Figure record listings:
▬▬▬▬▬▬▬▬▬▬

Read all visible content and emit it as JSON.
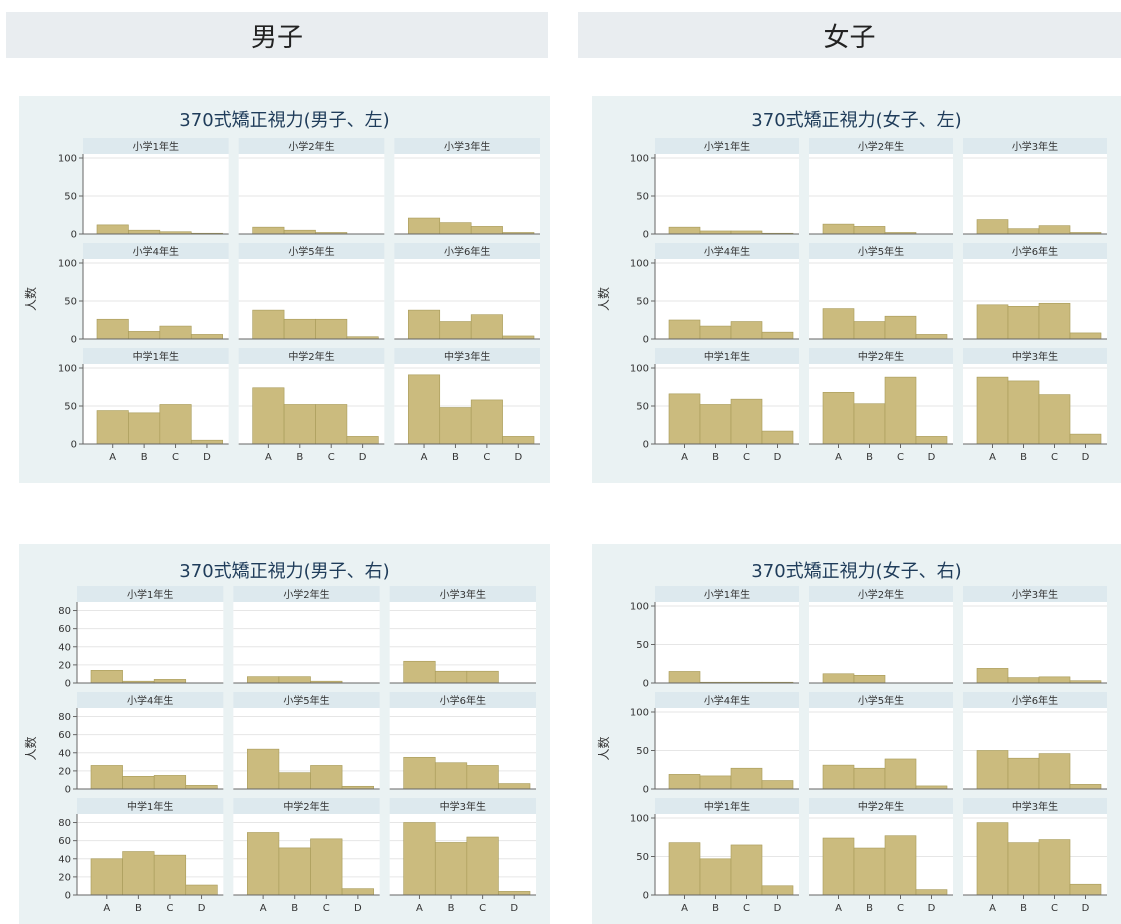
{
  "headers": {
    "left": "男子",
    "right": "女子"
  },
  "colors": {
    "bar": "#cbbb7e",
    "bar_edge": "#a79a58",
    "panel_bg": "#eaf2f3",
    "strip_bg": "#dde9ee",
    "grid": "#e6e6e6",
    "title": "#1f3c5a"
  },
  "chart_data": [
    {
      "type": "bar",
      "title": "370式矯正視力(男子、左)",
      "ylabel": "人数",
      "ylim": [
        0,
        100
      ],
      "yticks": [
        0,
        50,
        100
      ],
      "categories": [
        "A",
        "B",
        "C",
        "D"
      ],
      "facets": [
        {
          "label": "小学1年生",
          "values": [
            12,
            5,
            3,
            1
          ]
        },
        {
          "label": "小学2年生",
          "values": [
            9,
            5,
            2,
            0
          ]
        },
        {
          "label": "小学3年生",
          "values": [
            21,
            15,
            10,
            2
          ]
        },
        {
          "label": "小学4年生",
          "values": [
            26,
            10,
            17,
            6
          ]
        },
        {
          "label": "小学5年生",
          "values": [
            38,
            26,
            26,
            3
          ]
        },
        {
          "label": "小学6年生",
          "values": [
            38,
            23,
            32,
            4
          ]
        },
        {
          "label": "中学1年生",
          "values": [
            44,
            41,
            52,
            5
          ]
        },
        {
          "label": "中学2年生",
          "values": [
            74,
            52,
            52,
            10
          ]
        },
        {
          "label": "中学3年生",
          "values": [
            91,
            48,
            58,
            10
          ]
        }
      ]
    },
    {
      "type": "bar",
      "title": "370式矯正視力(女子、左)",
      "ylabel": "人数",
      "ylim": [
        0,
        100
      ],
      "yticks": [
        0,
        50,
        100
      ],
      "categories": [
        "A",
        "B",
        "C",
        "D"
      ],
      "facets": [
        {
          "label": "小学1年生",
          "values": [
            9,
            4,
            4,
            1
          ]
        },
        {
          "label": "小学2年生",
          "values": [
            13,
            10,
            2,
            0
          ]
        },
        {
          "label": "小学3年生",
          "values": [
            19,
            7,
            11,
            2
          ]
        },
        {
          "label": "小学4年生",
          "values": [
            25,
            17,
            23,
            9
          ]
        },
        {
          "label": "小学5年生",
          "values": [
            40,
            23,
            30,
            6
          ]
        },
        {
          "label": "小学6年生",
          "values": [
            45,
            43,
            47,
            8
          ]
        },
        {
          "label": "中学1年生",
          "values": [
            66,
            52,
            59,
            17
          ]
        },
        {
          "label": "中学2年生",
          "values": [
            68,
            53,
            88,
            10
          ]
        },
        {
          "label": "中学3年生",
          "values": [
            88,
            83,
            65,
            13
          ]
        }
      ]
    },
    {
      "type": "bar",
      "title": "370式矯正視力(男子、右)",
      "ylabel": "人数",
      "ylim": [
        0,
        85
      ],
      "yticks": [
        0,
        20,
        40,
        60,
        80
      ],
      "categories": [
        "A",
        "B",
        "C",
        "D"
      ],
      "facets": [
        {
          "label": "小学1年生",
          "values": [
            14,
            2,
            4,
            0
          ]
        },
        {
          "label": "小学2年生",
          "values": [
            7,
            7,
            2,
            0
          ]
        },
        {
          "label": "小学3年生",
          "values": [
            24,
            13,
            13,
            0
          ]
        },
        {
          "label": "小学4年生",
          "values": [
            26,
            14,
            15,
            4
          ]
        },
        {
          "label": "小学5年生",
          "values": [
            44,
            18,
            26,
            3
          ]
        },
        {
          "label": "小学6年生",
          "values": [
            35,
            29,
            26,
            6
          ]
        },
        {
          "label": "中学1年生",
          "values": [
            40,
            48,
            44,
            11
          ]
        },
        {
          "label": "中学2年生",
          "values": [
            69,
            52,
            62,
            7
          ]
        },
        {
          "label": "中学3年生",
          "values": [
            80,
            58,
            64,
            4
          ]
        }
      ]
    },
    {
      "type": "bar",
      "title": "370式矯正視力(女子、右)",
      "ylabel": "人数",
      "ylim": [
        0,
        100
      ],
      "yticks": [
        0,
        50,
        100
      ],
      "categories": [
        "A",
        "B",
        "C",
        "D"
      ],
      "facets": [
        {
          "label": "小学1年生",
          "values": [
            15,
            1,
            1,
            1
          ]
        },
        {
          "label": "小学2年生",
          "values": [
            12,
            10,
            0,
            0
          ]
        },
        {
          "label": "小学3年生",
          "values": [
            19,
            7,
            8,
            3
          ]
        },
        {
          "label": "小学4年生",
          "values": [
            19,
            17,
            27,
            11
          ]
        },
        {
          "label": "小学5年生",
          "values": [
            31,
            27,
            39,
            4
          ]
        },
        {
          "label": "小学6年生",
          "values": [
            50,
            40,
            46,
            6
          ]
        },
        {
          "label": "中学1年生",
          "values": [
            68,
            47,
            65,
            12
          ]
        },
        {
          "label": "中学2年生",
          "values": [
            74,
            61,
            77,
            7
          ]
        },
        {
          "label": "中学3年生",
          "values": [
            94,
            68,
            72,
            14
          ]
        }
      ]
    }
  ]
}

▬▬▬▬▬▬▬▬▬▬

__TASK TO COMPLETE__:
Without including any pictures, please restate all the records exactly.

__FULL RESPONSE__:
Read all visible content and emit it as JSON.
{
  "headers": {
    "left": "男子",
    "right": "女子"
  },
  "colors": {
    "bar": "#cbbb7e",
    "bar_edge": "#a79a58",
    "panel_bg": "#eaf2f3",
    "strip_bg": "#dde9ee",
    "grid": "#e6e6e6",
    "title": "#1f3c5a"
  },
  "chart_data": [
    {
      "type": "bar",
      "title": "370式矯正視力(男子、左)",
      "ylabel": "人数",
      "ylim": [
        0,
        100
      ],
      "yticks": [
        0,
        50,
        100
      ],
      "categories": [
        "A",
        "B",
        "C",
        "D"
      ],
      "facets": [
        {
          "label": "小学1年生",
          "values": [
            12,
            5,
            3,
            1
          ]
        },
        {
          "label": "小学2年生",
          "values": [
            9,
            5,
            2,
            0
          ]
        },
        {
          "label": "小学3年生",
          "values": [
            21,
            15,
            10,
            2
          ]
        },
        {
          "label": "小学4年生",
          "values": [
            26,
            10,
            17,
            6
          ]
        },
        {
          "label": "小学5年生",
          "values": [
            38,
            26,
            26,
            3
          ]
        },
        {
          "label": "小学6年生",
          "values": [
            38,
            23,
            32,
            4
          ]
        },
        {
          "label": "中学1年生",
          "values": [
            44,
            41,
            52,
            5
          ]
        },
        {
          "label": "中学2年生",
          "values": [
            74,
            52,
            52,
            10
          ]
        },
        {
          "label": "中学3年生",
          "values": [
            91,
            48,
            58,
            10
          ]
        }
      ]
    },
    {
      "type": "bar",
      "title": "370式矯正視力(女子、左)",
      "ylabel": "人数",
      "ylim": [
        0,
        100
      ],
      "yticks": [
        0,
        50,
        100
      ],
      "categories": [
        "A",
        "B",
        "C",
        "D"
      ],
      "facets": [
        {
          "label": "小学1年生",
          "values": [
            9,
            4,
            4,
            1
          ]
        },
        {
          "label": "小学2年生",
          "values": [
            13,
            10,
            2,
            0
          ]
        },
        {
          "label": "小学3年生",
          "values": [
            19,
            7,
            11,
            2
          ]
        },
        {
          "label": "小学4年生",
          "values": [
            25,
            17,
            23,
            9
          ]
        },
        {
          "label": "小学5年生",
          "values": [
            40,
            23,
            30,
            6
          ]
        },
        {
          "label": "小学6年生",
          "values": [
            45,
            43,
            47,
            8
          ]
        },
        {
          "label": "中学1年生",
          "values": [
            66,
            52,
            59,
            17
          ]
        },
        {
          "label": "中学2年生",
          "values": [
            68,
            53,
            88,
            10
          ]
        },
        {
          "label": "中学3年生",
          "values": [
            88,
            83,
            65,
            13
          ]
        }
      ]
    },
    {
      "type": "bar",
      "title": "370式矯正視力(男子、右)",
      "ylabel": "人数",
      "ylim": [
        0,
        85
      ],
      "yticks": [
        0,
        20,
        40,
        60,
        80
      ],
      "categories": [
        "A",
        "B",
        "C",
        "D"
      ],
      "facets": [
        {
          "label": "小学1年生",
          "values": [
            14,
            2,
            4,
            0
          ]
        },
        {
          "label": "小学2年生",
          "values": [
            7,
            7,
            2,
            0
          ]
        },
        {
          "label": "小学3年生",
          "values": [
            24,
            13,
            13,
            0
          ]
        },
        {
          "label": "小学4年生",
          "values": [
            26,
            14,
            15,
            4
          ]
        },
        {
          "label": "小学5年生",
          "values": [
            44,
            18,
            26,
            3
          ]
        },
        {
          "label": "小学6年生",
          "values": [
            35,
            29,
            26,
            6
          ]
        },
        {
          "label": "中学1年生",
          "values": [
            40,
            48,
            44,
            11
          ]
        },
        {
          "label": "中学2年生",
          "values": [
            69,
            52,
            62,
            7
          ]
        },
        {
          "label": "中学3年生",
          "values": [
            80,
            58,
            64,
            4
          ]
        }
      ]
    },
    {
      "type": "bar",
      "title": "370式矯正視力(女子、右)",
      "ylabel": "人数",
      "ylim": [
        0,
        100
      ],
      "yticks": [
        0,
        50,
        100
      ],
      "categories": [
        "A",
        "B",
        "C",
        "D"
      ],
      "facets": [
        {
          "label": "小学1年生",
          "values": [
            15,
            1,
            1,
            1
          ]
        },
        {
          "label": "小学2年生",
          "values": [
            12,
            10,
            0,
            0
          ]
        },
        {
          "label": "小学3年生",
          "values": [
            19,
            7,
            8,
            3
          ]
        },
        {
          "label": "小学4年生",
          "values": [
            19,
            17,
            27,
            11
          ]
        },
        {
          "label": "小学5年生",
          "values": [
            31,
            27,
            39,
            4
          ]
        },
        {
          "label": "小学6年生",
          "values": [
            50,
            40,
            46,
            6
          ]
        },
        {
          "label": "中学1年生",
          "values": [
            68,
            47,
            65,
            12
          ]
        },
        {
          "label": "中学2年生",
          "values": [
            74,
            61,
            77,
            7
          ]
        },
        {
          "label": "中学3年生",
          "values": [
            94,
            68,
            72,
            14
          ]
        }
      ]
    }
  ]
}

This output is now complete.